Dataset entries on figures
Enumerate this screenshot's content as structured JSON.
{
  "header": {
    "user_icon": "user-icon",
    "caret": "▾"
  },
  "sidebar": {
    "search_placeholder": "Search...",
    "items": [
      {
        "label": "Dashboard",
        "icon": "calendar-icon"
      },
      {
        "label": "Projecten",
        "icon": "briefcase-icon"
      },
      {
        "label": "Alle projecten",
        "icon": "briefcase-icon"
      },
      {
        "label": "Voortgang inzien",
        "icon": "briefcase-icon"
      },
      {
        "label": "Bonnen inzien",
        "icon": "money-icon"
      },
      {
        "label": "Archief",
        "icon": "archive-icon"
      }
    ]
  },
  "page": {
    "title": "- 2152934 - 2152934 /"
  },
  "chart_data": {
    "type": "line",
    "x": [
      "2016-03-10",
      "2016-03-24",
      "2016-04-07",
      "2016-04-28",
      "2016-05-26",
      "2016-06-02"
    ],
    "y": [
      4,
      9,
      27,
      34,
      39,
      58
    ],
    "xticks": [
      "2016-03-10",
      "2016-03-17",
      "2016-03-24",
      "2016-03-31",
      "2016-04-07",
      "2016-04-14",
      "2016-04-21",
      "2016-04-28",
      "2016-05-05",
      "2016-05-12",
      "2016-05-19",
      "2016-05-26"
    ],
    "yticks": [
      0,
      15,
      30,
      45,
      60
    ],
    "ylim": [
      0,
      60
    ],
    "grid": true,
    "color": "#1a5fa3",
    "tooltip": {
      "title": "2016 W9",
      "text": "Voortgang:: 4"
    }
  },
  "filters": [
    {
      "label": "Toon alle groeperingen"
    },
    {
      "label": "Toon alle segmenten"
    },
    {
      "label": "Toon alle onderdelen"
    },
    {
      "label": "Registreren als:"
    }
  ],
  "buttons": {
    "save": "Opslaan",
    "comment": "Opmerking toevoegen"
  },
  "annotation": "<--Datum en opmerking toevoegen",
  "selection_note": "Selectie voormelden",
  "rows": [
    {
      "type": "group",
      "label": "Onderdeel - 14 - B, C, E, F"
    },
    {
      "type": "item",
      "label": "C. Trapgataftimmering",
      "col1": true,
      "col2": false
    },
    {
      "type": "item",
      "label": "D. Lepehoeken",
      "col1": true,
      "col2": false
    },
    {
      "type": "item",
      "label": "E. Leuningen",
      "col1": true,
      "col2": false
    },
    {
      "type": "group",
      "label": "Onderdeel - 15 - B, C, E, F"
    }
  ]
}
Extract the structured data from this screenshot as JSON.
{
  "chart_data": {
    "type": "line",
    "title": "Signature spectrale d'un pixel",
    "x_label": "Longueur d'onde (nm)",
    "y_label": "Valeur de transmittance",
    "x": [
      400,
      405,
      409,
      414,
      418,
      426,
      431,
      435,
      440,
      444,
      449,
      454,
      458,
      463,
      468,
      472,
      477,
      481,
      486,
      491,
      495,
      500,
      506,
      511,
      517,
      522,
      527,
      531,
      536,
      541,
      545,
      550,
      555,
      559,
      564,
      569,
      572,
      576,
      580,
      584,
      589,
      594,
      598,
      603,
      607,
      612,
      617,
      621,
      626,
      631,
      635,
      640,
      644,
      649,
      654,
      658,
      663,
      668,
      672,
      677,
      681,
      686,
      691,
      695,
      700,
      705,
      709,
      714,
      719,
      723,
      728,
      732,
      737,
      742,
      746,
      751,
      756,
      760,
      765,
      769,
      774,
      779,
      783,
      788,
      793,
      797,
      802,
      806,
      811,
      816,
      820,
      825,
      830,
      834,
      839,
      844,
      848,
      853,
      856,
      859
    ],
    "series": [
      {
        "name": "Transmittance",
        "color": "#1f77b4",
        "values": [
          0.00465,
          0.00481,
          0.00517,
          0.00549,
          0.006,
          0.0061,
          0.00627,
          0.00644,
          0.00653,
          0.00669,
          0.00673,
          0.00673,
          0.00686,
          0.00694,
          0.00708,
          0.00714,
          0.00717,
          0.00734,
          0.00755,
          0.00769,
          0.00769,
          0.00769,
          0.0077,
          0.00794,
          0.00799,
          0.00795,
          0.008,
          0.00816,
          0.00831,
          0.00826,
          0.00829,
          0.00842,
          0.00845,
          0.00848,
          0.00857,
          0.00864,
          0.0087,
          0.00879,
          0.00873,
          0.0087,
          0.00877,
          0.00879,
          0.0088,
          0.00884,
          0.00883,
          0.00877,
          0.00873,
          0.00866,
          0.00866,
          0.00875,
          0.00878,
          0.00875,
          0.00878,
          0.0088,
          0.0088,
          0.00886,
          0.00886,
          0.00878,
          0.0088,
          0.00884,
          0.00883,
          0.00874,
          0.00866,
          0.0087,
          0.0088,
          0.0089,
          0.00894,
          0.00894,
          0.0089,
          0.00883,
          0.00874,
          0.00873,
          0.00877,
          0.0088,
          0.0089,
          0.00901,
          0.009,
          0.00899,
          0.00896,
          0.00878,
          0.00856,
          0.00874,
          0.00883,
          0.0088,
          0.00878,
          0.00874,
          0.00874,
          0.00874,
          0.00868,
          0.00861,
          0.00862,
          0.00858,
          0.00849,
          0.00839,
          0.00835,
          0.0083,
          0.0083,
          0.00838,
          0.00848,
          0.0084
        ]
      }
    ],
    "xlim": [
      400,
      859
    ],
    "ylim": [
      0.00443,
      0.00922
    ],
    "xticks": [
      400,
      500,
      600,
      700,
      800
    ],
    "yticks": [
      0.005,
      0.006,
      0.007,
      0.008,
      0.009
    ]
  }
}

● **Goal**
Copy every record above exactly as it appears.

● **Reply to the exercise**
Enumerate this screenshot's content as structured JSON.
{
  "header": {
    "user_icon": "user-icon",
    "caret": "▾"
  },
  "sidebar": {
    "search_placeholder": "Search...",
    "items": [
      {
        "label": "Dashboard",
        "icon": "calendar-icon"
      },
      {
        "label": "Projecten",
        "icon": "briefcase-icon"
      },
      {
        "label": "Alle projecten",
        "icon": "briefcase-icon"
      },
      {
        "label": "Voortgang inzien",
        "icon": "briefcase-icon"
      },
      {
        "label": "Bonnen inzien",
        "icon": "money-icon"
      },
      {
        "label": "Archief",
        "icon": "archive-icon"
      }
    ]
  },
  "page": {
    "title": "- 2152934 - 2152934 /"
  },
  "chart_data": {
    "type": "line",
    "x": [
      "2016-03-10",
      "2016-03-24",
      "2016-04-07",
      "2016-04-28",
      "2016-05-26",
      "2016-06-02"
    ],
    "y": [
      4,
      9,
      27,
      34,
      39,
      58
    ],
    "xticks": [
      "2016-03-10",
      "2016-03-17",
      "2016-03-24",
      "2016-03-31",
      "2016-04-07",
      "2016-04-14",
      "2016-04-21",
      "2016-04-28",
      "2016-05-05",
      "2016-05-12",
      "2016-05-19",
      "2016-05-26"
    ],
    "yticks": [
      0,
      15,
      30,
      45,
      60
    ],
    "ylim": [
      0,
      60
    ],
    "grid": true,
    "color": "#1a5fa3",
    "tooltip": {
      "title": "2016 W9",
      "text": "Voortgang:: 4"
    }
  },
  "filters": [
    {
      "label": "Toon alle groeperingen"
    },
    {
      "label": "Toon alle segmenten"
    },
    {
      "label": "Toon alle onderdelen"
    },
    {
      "label": "Registreren als:"
    }
  ],
  "buttons": {
    "save": "Opslaan",
    "comment": "Opmerking toevoegen"
  },
  "annotation": "<--Datum en opmerking toevoegen",
  "selection_note": "Selectie voormelden",
  "rows": [
    {
      "type": "group",
      "label": "Onderdeel - 14 - B, C, E, F"
    },
    {
      "type": "item",
      "label": "C. Trapgataftimmering",
      "col1": true,
      "col2": false
    },
    {
      "type": "item",
      "label": "D. Lepehoeken",
      "col1": true,
      "col2": false
    },
    {
      "type": "item",
      "label": "E. Leuningen",
      "col1": true,
      "col2": false
    },
    {
      "type": "group",
      "label": "Onderdeel - 15 - B, C, E, F"
    }
  ]
}
Extract the structured data from this screenshot as JSON.
{
  "chart_data": {
    "type": "line",
    "title": "Signature spectrale d'un pixel",
    "x_label": "Longueur d'onde (nm)",
    "y_label": "Valeur de transmittance",
    "x": [
      400,
      405,
      409,
      414,
      418,
      426,
      431,
      435,
      440,
      444,
      449,
      454,
      458,
      463,
      468,
      472,
      477,
      481,
      486,
      491,
      495,
      500,
      506,
      511,
      517,
      522,
      527,
      531,
      536,
      541,
      545,
      550,
      555,
      559,
      564,
      569,
      572,
      576,
      580,
      584,
      589,
      594,
      598,
      603,
      607,
      612,
      617,
      621,
      626,
      631,
      635,
      640,
      644,
      649,
      654,
      658,
      663,
      668,
      672,
      677,
      681,
      686,
      691,
      695,
      700,
      705,
      709,
      714,
      719,
      723,
      728,
      732,
      737,
      742,
      746,
      751,
      756,
      760,
      765,
      769,
      774,
      779,
      783,
      788,
      793,
      797,
      802,
      806,
      811,
      816,
      820,
      825,
      830,
      834,
      839,
      844,
      848,
      853,
      856,
      859
    ],
    "series": [
      {
        "name": "Transmittance",
        "color": "#1f77b4",
        "values": [
          0.00465,
          0.00481,
          0.00517,
          0.00549,
          0.006,
          0.0061,
          0.00627,
          0.00644,
          0.00653,
          0.00669,
          0.00673,
          0.00673,
          0.00686,
          0.00694,
          0.00708,
          0.00714,
          0.00717,
          0.00734,
          0.00755,
          0.00769,
          0.00769,
          0.00769,
          0.0077,
          0.00794,
          0.00799,
          0.00795,
          0.008,
          0.00816,
          0.00831,
          0.00826,
          0.00829,
          0.00842,
          0.00845,
          0.00848,
          0.00857,
          0.00864,
          0.0087,
          0.00879,
          0.00873,
          0.0087,
          0.00877,
          0.00879,
          0.0088,
          0.00884,
          0.00883,
          0.00877,
          0.00873,
          0.00866,
          0.00866,
          0.00875,
          0.00878,
          0.00875,
          0.00878,
          0.0088,
          0.0088,
          0.00886,
          0.00886,
          0.00878,
          0.0088,
          0.00884,
          0.00883,
          0.00874,
          0.00866,
          0.0087,
          0.0088,
          0.0089,
          0.00894,
          0.00894,
          0.0089,
          0.00883,
          0.00874,
          0.00873,
          0.00877,
          0.0088,
          0.0089,
          0.00901,
          0.009,
          0.00899,
          0.00896,
          0.00878,
          0.00856,
          0.00874,
          0.00883,
          0.0088,
          0.00878,
          0.00874,
          0.00874,
          0.00874,
          0.00868,
          0.00861,
          0.00862,
          0.00858,
          0.00849,
          0.00839,
          0.00835,
          0.0083,
          0.0083,
          0.00838,
          0.00848,
          0.0084
        ]
      }
    ],
    "xlim": [
      400,
      859
    ],
    "ylim": [
      0.00443,
      0.00922
    ],
    "xticks": [
      400,
      500,
      600,
      700,
      800
    ],
    "yticks": [
      0.005,
      0.006,
      0.007,
      0.008,
      0.009
    ]
  }
}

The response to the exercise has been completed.